◆ INSTRUCTIONS TO FOLLOW ◆
Copy the data from the start down to the line containing "hospital-logo-icon — [27, 37, 63, 75]", both ends included, reproducing each line verbatim.

--- Start RECORDS SHOWN ---

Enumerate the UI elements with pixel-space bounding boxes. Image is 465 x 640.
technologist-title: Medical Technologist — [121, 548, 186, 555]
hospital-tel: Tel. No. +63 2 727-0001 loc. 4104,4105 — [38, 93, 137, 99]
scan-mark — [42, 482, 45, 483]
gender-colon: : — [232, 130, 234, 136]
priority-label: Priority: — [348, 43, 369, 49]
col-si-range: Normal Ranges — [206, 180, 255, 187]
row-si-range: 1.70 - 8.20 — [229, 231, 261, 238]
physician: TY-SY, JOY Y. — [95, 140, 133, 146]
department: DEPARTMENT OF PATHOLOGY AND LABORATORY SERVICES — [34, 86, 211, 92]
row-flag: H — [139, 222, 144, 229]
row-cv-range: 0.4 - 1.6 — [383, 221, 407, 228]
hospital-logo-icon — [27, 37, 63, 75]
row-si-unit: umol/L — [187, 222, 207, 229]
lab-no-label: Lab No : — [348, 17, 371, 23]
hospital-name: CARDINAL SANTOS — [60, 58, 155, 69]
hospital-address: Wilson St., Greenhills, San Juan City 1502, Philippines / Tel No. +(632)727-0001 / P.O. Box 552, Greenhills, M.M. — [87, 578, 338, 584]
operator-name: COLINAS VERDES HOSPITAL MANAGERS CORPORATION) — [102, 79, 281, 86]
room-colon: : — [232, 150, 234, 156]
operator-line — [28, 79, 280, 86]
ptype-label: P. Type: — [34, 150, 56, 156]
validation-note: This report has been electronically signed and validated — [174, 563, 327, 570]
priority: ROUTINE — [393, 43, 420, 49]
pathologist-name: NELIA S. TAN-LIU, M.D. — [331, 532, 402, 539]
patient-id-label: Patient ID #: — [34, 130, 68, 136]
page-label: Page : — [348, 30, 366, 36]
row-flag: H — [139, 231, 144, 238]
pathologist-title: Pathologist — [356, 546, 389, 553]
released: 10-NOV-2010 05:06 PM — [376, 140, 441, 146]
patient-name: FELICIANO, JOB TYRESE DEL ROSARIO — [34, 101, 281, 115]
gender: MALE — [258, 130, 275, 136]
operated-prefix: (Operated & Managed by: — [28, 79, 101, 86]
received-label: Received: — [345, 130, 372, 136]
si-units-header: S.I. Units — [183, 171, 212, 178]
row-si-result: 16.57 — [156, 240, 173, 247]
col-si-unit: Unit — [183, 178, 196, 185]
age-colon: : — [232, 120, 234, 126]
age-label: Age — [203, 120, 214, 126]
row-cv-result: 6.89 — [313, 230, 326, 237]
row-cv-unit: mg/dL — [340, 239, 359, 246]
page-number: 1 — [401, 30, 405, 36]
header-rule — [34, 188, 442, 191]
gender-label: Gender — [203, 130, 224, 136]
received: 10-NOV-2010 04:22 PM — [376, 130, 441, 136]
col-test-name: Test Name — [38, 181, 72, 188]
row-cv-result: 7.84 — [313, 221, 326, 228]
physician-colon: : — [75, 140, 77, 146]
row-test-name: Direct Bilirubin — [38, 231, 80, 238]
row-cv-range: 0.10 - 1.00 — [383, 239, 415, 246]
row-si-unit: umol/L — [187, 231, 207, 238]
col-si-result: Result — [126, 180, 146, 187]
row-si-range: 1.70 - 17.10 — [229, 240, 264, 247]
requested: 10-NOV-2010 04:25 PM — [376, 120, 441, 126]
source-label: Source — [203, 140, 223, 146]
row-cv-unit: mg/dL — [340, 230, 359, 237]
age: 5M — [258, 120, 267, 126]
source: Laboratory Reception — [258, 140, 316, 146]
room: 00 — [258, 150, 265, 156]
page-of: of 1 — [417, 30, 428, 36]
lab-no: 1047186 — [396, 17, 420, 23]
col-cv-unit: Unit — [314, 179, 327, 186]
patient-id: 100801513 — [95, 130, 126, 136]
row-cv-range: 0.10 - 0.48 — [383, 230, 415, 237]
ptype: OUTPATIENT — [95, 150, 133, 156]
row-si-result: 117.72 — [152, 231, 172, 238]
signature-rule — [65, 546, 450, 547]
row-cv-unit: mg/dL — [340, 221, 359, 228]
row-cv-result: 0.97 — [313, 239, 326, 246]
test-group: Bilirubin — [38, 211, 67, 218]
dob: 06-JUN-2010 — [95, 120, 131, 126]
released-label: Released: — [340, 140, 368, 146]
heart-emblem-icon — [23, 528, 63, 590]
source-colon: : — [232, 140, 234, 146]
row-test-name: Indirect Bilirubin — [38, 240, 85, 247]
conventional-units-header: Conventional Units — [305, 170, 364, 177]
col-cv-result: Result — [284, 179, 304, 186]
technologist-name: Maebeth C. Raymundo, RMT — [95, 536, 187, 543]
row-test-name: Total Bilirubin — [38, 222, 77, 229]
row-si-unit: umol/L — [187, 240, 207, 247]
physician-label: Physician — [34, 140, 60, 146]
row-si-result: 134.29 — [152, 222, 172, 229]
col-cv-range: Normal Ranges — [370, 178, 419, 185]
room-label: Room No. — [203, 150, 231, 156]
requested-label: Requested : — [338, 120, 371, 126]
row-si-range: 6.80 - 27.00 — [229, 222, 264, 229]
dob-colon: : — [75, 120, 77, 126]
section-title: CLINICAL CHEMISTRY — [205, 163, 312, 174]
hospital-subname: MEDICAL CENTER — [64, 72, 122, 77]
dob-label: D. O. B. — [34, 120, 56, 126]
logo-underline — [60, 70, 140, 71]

--- End RECORDS SHOWN ---

◆ WRITTEN SOLUTION ◆
Enumerate the UI elements with pixel-space bounding boxes. Image is 465 x 640.
technologist-title: Medical Technologist — [121, 548, 186, 555]
hospital-tel: Tel. No. +63 2 727-0001 loc. 4104,4105 — [38, 93, 137, 99]
scan-mark — [42, 482, 45, 483]
gender-colon: : — [232, 130, 234, 136]
priority-label: Priority: — [348, 43, 369, 49]
col-si-range: Normal Ranges — [206, 180, 255, 187]
row-si-range: 1.70 - 8.20 — [229, 231, 261, 238]
physician: TY-SY, JOY Y. — [95, 140, 133, 146]
department: DEPARTMENT OF PATHOLOGY AND LABORATORY SERVICES — [34, 86, 211, 92]
row-flag: H — [139, 222, 144, 229]
row-cv-range: 0.4 - 1.6 — [383, 221, 407, 228]
hospital-logo-icon — [27, 37, 63, 75]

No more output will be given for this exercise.